Copy, from the entries below, each line where the word "five" can be found.

__Data in this exercise__.

═══

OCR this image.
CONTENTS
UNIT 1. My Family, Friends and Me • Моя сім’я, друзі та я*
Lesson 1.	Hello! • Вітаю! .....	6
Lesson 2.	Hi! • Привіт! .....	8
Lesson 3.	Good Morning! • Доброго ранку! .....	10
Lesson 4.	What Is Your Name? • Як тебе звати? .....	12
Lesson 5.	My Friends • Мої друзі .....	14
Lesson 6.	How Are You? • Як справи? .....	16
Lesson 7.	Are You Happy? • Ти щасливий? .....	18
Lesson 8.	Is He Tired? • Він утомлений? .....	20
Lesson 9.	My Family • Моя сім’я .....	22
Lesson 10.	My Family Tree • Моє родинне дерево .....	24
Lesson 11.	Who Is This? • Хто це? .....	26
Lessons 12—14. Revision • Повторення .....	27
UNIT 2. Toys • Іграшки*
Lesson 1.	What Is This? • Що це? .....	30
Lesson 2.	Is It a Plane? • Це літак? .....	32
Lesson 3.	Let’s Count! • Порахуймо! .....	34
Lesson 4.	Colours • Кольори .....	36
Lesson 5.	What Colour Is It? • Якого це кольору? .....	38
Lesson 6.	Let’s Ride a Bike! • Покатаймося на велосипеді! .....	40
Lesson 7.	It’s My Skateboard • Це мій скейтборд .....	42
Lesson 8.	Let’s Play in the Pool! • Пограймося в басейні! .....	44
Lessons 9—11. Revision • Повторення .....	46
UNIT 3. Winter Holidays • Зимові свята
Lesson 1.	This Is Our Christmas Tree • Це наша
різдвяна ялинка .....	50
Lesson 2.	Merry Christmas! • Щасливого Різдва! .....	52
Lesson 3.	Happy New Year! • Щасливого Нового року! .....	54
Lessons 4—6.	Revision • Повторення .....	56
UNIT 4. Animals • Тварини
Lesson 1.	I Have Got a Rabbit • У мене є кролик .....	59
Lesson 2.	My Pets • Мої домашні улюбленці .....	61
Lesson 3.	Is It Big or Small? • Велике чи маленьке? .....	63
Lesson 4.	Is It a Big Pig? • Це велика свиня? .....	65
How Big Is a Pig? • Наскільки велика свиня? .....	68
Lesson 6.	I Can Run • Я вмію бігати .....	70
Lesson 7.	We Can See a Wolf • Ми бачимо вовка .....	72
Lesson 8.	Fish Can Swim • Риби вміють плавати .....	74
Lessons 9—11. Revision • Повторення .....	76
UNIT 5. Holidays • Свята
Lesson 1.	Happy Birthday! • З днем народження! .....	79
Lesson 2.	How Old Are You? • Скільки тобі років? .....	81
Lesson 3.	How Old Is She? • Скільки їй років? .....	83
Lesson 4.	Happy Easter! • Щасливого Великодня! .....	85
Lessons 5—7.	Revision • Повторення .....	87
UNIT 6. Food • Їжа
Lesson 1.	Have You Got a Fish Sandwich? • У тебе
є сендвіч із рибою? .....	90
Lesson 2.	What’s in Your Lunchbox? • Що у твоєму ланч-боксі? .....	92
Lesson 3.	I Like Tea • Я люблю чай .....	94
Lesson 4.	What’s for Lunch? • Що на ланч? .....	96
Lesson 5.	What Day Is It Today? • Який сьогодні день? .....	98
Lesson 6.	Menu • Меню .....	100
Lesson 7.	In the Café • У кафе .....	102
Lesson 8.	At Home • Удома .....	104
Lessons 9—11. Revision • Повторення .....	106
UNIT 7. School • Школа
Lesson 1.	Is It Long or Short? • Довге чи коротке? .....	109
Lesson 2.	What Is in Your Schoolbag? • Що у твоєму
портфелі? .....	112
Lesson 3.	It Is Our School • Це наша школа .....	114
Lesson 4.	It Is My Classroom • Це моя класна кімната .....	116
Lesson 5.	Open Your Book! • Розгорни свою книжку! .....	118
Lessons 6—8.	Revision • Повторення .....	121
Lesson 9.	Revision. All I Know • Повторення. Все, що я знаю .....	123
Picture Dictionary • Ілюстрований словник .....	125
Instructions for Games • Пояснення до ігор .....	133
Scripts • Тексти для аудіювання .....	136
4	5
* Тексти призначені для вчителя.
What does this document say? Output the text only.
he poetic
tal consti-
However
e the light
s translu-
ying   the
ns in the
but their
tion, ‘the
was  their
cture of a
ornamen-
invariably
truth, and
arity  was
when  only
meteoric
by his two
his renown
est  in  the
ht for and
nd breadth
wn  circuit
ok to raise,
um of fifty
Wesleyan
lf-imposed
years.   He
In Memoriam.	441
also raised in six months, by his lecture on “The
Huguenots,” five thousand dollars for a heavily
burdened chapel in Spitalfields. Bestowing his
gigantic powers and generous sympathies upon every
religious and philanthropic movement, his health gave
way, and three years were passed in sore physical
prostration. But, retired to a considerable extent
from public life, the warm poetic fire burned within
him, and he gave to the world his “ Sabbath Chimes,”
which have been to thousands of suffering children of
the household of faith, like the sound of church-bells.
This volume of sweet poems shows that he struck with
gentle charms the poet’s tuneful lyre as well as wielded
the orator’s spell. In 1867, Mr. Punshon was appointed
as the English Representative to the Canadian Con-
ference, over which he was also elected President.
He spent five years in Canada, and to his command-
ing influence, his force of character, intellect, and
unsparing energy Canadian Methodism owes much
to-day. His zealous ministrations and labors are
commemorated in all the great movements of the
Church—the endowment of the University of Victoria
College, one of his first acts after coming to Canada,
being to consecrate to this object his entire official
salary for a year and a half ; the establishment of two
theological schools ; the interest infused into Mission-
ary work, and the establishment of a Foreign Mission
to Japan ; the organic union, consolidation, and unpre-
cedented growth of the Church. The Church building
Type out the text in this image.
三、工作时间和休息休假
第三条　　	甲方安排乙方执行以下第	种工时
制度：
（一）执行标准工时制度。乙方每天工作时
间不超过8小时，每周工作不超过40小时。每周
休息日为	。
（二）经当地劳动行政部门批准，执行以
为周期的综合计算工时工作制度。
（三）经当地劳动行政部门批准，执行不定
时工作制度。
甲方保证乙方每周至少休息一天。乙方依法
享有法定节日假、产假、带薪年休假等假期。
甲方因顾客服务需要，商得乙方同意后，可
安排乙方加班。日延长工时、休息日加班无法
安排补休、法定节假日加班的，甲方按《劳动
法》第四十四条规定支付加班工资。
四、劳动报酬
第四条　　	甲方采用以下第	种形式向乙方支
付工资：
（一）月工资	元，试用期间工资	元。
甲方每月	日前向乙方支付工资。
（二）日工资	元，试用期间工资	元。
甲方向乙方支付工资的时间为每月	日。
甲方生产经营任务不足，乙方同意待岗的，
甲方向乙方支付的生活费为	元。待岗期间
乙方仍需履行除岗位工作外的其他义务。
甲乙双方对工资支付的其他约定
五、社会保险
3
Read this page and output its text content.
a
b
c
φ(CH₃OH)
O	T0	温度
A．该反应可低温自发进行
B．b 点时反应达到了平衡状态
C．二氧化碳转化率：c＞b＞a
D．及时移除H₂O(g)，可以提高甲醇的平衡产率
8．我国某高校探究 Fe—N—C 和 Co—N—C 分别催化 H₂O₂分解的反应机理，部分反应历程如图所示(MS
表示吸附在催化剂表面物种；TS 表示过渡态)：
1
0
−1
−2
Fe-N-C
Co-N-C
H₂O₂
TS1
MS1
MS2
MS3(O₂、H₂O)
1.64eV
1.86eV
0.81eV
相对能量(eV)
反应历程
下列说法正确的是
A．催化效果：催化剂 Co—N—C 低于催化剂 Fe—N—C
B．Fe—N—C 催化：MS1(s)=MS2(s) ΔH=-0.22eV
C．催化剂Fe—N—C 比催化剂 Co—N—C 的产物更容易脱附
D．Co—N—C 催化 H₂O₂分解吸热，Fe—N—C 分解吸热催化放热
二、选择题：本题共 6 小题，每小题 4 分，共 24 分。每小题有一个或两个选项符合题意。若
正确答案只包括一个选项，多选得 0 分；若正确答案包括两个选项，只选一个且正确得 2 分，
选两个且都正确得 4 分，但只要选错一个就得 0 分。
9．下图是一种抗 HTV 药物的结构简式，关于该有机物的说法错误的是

═══

__Exercise result__.
Huguenots,” five thousand dollars for a heavily
He spent five years in Canada, and to his command-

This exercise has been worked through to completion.